(begin)

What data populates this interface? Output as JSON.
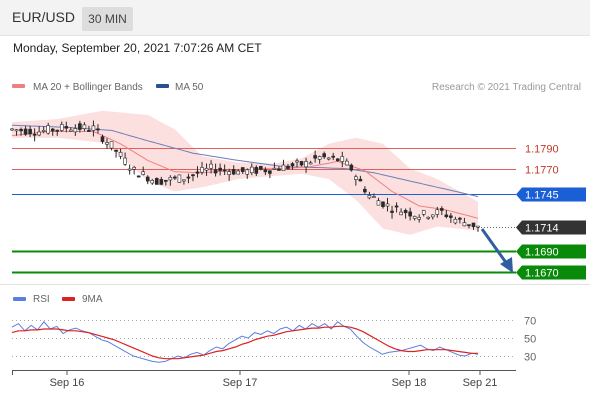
{
  "header": {
    "symbol": "EUR/USD",
    "timeframe": "30 MIN",
    "datetime": "Monday, September 20, 2021 7:07:26 AM CET"
  },
  "legend": {
    "bb_label": "MA 20 + Bollinger Bands",
    "ma50_label": "MA 50",
    "credit": "Research © 2021 Trading Central",
    "rsi_label": "RSI",
    "rsi_ma_label": "9MA"
  },
  "colors": {
    "candle": "#2a2a2a",
    "bollinger_fill": "#fbd4d4",
    "ma20": "#f08080",
    "ma50": "#6b7fb8",
    "resistance": "#e06060",
    "pivot": "#1a5fd6",
    "support": "#0a8a0a",
    "current": "#333333",
    "arrow": "#2f5fa0",
    "rsi": "#5b7fe0",
    "rsi_ma": "#dd2222"
  },
  "chart_data": [
    {
      "type": "candlestick",
      "x_labels": [
        "Sep 16",
        "Sep 17",
        "Sep 18",
        "Sep 21"
      ],
      "levels": [
        {
          "value": 1.179,
          "label": "1.1790",
          "kind": "resistance"
        },
        {
          "value": 1.177,
          "label": "1.1770",
          "kind": "resistance"
        },
        {
          "value": 1.1745,
          "label": "1.1745",
          "kind": "pivot"
        },
        {
          "value": 1.1714,
          "label": "1.1714",
          "kind": "current"
        },
        {
          "value": 1.169,
          "label": "1.1690",
          "kind": "support"
        },
        {
          "value": 1.167,
          "label": "1.1670",
          "kind": "support"
        }
      ],
      "series": [
        {
          "name": "MA 20 + Bollinger Bands"
        },
        {
          "name": "MA 50"
        }
      ],
      "close_path": [
        [
          0,
          1.1808
        ],
        [
          6,
          1.1806
        ],
        [
          12,
          1.181
        ],
        [
          18,
          1.1809
        ],
        [
          22,
          1.1792
        ],
        [
          27,
          1.1768
        ],
        [
          32,
          1.1758
        ],
        [
          38,
          1.1761
        ],
        [
          44,
          1.177
        ],
        [
          51,
          1.1767
        ],
        [
          58,
          1.177
        ],
        [
          65,
          1.1775
        ],
        [
          68,
          1.1781
        ],
        [
          73,
          1.1778
        ],
        [
          75,
          1.177
        ],
        [
          79,
          1.1744
        ],
        [
          84,
          1.1732
        ],
        [
          90,
          1.1725
        ],
        [
          95,
          1.1728
        ],
        [
          98,
          1.1721
        ],
        [
          103,
          1.1714
        ]
      ],
      "ma20_path": [
        [
          0,
          1.1802
        ],
        [
          8,
          1.1806
        ],
        [
          18,
          1.1806
        ],
        [
          24,
          1.1794
        ],
        [
          30,
          1.1778
        ],
        [
          36,
          1.1767
        ],
        [
          42,
          1.1766
        ],
        [
          48,
          1.1768
        ],
        [
          54,
          1.177
        ],
        [
          60,
          1.177
        ],
        [
          66,
          1.1772
        ],
        [
          72,
          1.1777
        ],
        [
          78,
          1.1768
        ],
        [
          84,
          1.1748
        ],
        [
          90,
          1.1734
        ],
        [
          96,
          1.173
        ],
        [
          103,
          1.1722
        ]
      ],
      "ma50_path": [
        [
          0,
          1.1812
        ],
        [
          12,
          1.181
        ],
        [
          22,
          1.1807
        ],
        [
          30,
          1.1797
        ],
        [
          40,
          1.1785
        ],
        [
          50,
          1.1778
        ],
        [
          60,
          1.1772
        ],
        [
          68,
          1.1771
        ],
        [
          74,
          1.177
        ],
        [
          80,
          1.1766
        ],
        [
          88,
          1.1758
        ],
        [
          96,
          1.175
        ],
        [
          103,
          1.1743
        ]
      ],
      "bb_upper": [
        [
          0,
          1.1815
        ],
        [
          10,
          1.1818
        ],
        [
          20,
          1.1826
        ],
        [
          30,
          1.1822
        ],
        [
          36,
          1.1808
        ],
        [
          42,
          1.1782
        ],
        [
          50,
          1.1776
        ],
        [
          58,
          1.1775
        ],
        [
          64,
          1.178
        ],
        [
          70,
          1.1794
        ],
        [
          76,
          1.18
        ],
        [
          82,
          1.1794
        ],
        [
          88,
          1.177
        ],
        [
          94,
          1.176
        ],
        [
          103,
          1.1738
        ]
      ],
      "bb_lower": [
        [
          0,
          1.18
        ],
        [
          10,
          1.18
        ],
        [
          20,
          1.1795
        ],
        [
          24,
          1.1782
        ],
        [
          30,
          1.1758
        ],
        [
          36,
          1.1748
        ],
        [
          42,
          1.1752
        ],
        [
          50,
          1.176
        ],
        [
          58,
          1.1763
        ],
        [
          64,
          1.1765
        ],
        [
          70,
          1.176
        ],
        [
          76,
          1.174
        ],
        [
          82,
          1.1712
        ],
        [
          88,
          1.1706
        ],
        [
          94,
          1.1714
        ],
        [
          103,
          1.171
        ]
      ]
    },
    {
      "type": "line",
      "y_ticks": [
        30,
        50,
        70
      ],
      "ylim": [
        10,
        80
      ],
      "series": [
        {
          "name": "RSI",
          "values": [
            62,
            66,
            58,
            64,
            59,
            68,
            60,
            63,
            55,
            59,
            61,
            58,
            56,
            52,
            48,
            46,
            42,
            38,
            34,
            30,
            28,
            26,
            24,
            23,
            24,
            27,
            30,
            28,
            32,
            34,
            31,
            36,
            40,
            38,
            44,
            48,
            52,
            50,
            56,
            54,
            58,
            55,
            60,
            62,
            58,
            64,
            60,
            66,
            62,
            66,
            60,
            68,
            63,
            60,
            52,
            45,
            40,
            36,
            32,
            34,
            35,
            36,
            38,
            40,
            42,
            38,
            36,
            40,
            37,
            34,
            31,
            30,
            33,
            32
          ]
        },
        {
          "name": "9MA",
          "values": [
            56,
            58,
            58,
            59,
            59,
            60,
            60,
            60,
            59,
            58,
            58,
            57,
            56,
            54,
            52,
            50,
            48,
            45,
            42,
            39,
            36,
            33,
            30,
            28,
            27,
            27,
            27,
            28,
            29,
            30,
            31,
            33,
            35,
            36,
            38,
            40,
            43,
            45,
            48,
            50,
            52,
            53,
            55,
            57,
            58,
            59,
            60,
            61,
            61,
            62,
            62,
            63,
            63,
            62,
            60,
            57,
            53,
            49,
            45,
            41,
            38,
            36,
            35,
            35,
            36,
            37,
            37,
            37,
            37,
            36,
            35,
            34,
            33,
            33
          ]
        }
      ]
    }
  ]
}
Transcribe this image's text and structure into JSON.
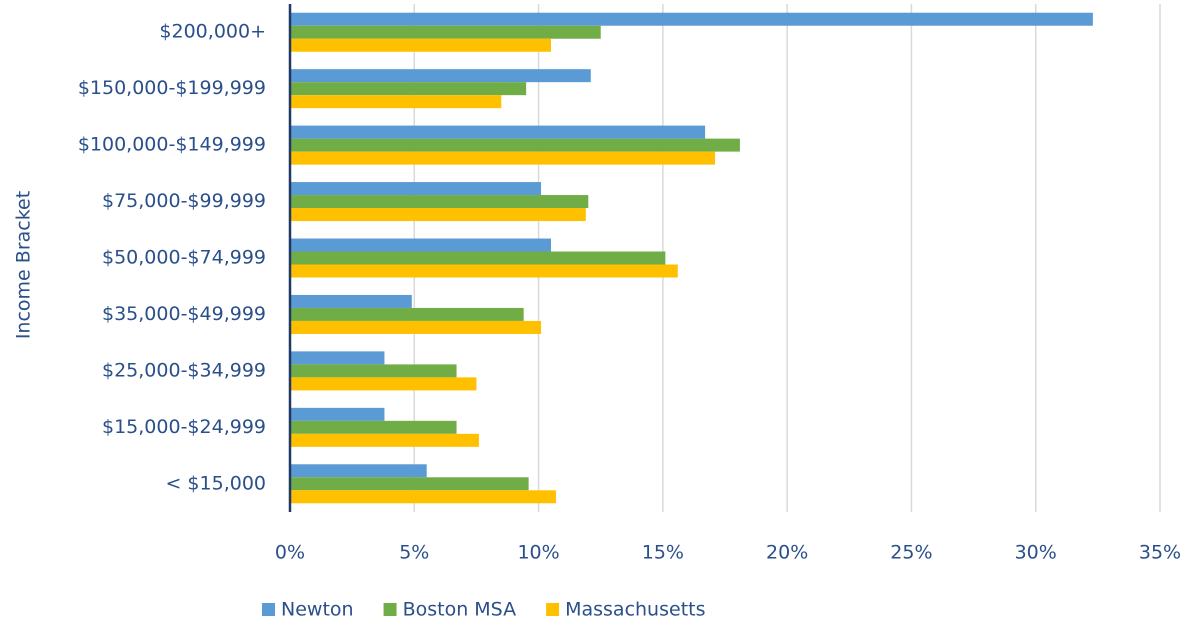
{
  "chart_data": {
    "type": "hbar",
    "ylabel": "Income Bracket",
    "categories": [
      "$200,000+",
      "$150,000-$199,999",
      "$100,000-$149,999",
      "$75,000-$99,999",
      "$50,000-$74,999",
      "$35,000-$49,999",
      "$25,000-$34,999",
      "$15,000-$24,999",
      "< $15,000"
    ],
    "series": [
      {
        "name": "Newton",
        "color": "#5b9bd5",
        "values": [
          32.3,
          12.1,
          16.7,
          10.1,
          10.5,
          4.9,
          3.8,
          3.8,
          5.5
        ]
      },
      {
        "name": "Boston MSA",
        "color": "#70ad47",
        "values": [
          12.5,
          9.5,
          18.1,
          12.0,
          15.1,
          9.4,
          6.7,
          6.7,
          9.6
        ]
      },
      {
        "name": "Massachusetts",
        "color": "#ffc000",
        "values": [
          10.5,
          8.5,
          17.1,
          11.9,
          15.6,
          10.1,
          7.5,
          7.6,
          10.7
        ]
      }
    ],
    "xlim": [
      0,
      35
    ],
    "xticks": [
      {
        "value": 0,
        "label": "0%"
      },
      {
        "value": 5,
        "label": "5%"
      },
      {
        "value": 10,
        "label": "10%"
      },
      {
        "value": 15,
        "label": "15%"
      },
      {
        "value": 20,
        "label": "20%"
      },
      {
        "value": 25,
        "label": "25%"
      },
      {
        "value": 30,
        "label": "30%"
      },
      {
        "value": 35,
        "label": "35%"
      }
    ],
    "grid": true,
    "legend": "bottom"
  }
}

(end)

• _Challenge_: Search the lines for the word "type" and report how many contain it, by number only.

• _In response_: 3